▸ DESCRIPTION OF THE TASK
Count lines with "Оптико" in them. Report only the total.

Dataset records:
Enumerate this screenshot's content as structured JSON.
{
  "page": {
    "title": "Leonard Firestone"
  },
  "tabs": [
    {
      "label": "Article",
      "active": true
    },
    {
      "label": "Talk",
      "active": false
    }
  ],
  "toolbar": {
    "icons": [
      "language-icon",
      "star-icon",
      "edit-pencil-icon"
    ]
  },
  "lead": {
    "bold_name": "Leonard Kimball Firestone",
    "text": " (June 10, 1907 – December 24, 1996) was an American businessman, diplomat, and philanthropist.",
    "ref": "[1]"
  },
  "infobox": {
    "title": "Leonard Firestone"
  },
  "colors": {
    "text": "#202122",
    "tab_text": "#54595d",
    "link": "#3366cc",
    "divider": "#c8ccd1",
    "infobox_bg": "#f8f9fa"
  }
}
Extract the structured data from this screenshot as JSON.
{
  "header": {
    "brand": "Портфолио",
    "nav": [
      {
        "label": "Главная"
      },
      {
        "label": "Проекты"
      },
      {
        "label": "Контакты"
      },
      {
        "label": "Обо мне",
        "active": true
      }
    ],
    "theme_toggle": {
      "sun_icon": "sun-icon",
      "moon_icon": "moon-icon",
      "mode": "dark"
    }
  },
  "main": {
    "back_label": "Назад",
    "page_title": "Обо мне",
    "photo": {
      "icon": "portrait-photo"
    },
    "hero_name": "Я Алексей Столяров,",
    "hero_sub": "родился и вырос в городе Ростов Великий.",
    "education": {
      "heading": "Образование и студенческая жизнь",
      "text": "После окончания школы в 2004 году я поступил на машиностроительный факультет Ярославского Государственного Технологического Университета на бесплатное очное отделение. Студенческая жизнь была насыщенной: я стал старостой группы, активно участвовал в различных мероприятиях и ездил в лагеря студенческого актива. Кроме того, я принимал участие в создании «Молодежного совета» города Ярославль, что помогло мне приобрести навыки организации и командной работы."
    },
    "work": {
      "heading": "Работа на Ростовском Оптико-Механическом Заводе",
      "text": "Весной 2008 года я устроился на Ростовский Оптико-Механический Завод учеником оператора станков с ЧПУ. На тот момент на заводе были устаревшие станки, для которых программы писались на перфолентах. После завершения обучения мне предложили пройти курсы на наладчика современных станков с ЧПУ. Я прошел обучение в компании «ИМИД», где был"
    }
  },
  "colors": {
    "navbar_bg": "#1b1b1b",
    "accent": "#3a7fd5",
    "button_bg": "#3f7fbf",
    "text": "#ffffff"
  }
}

▸ COMPLETED TASK
2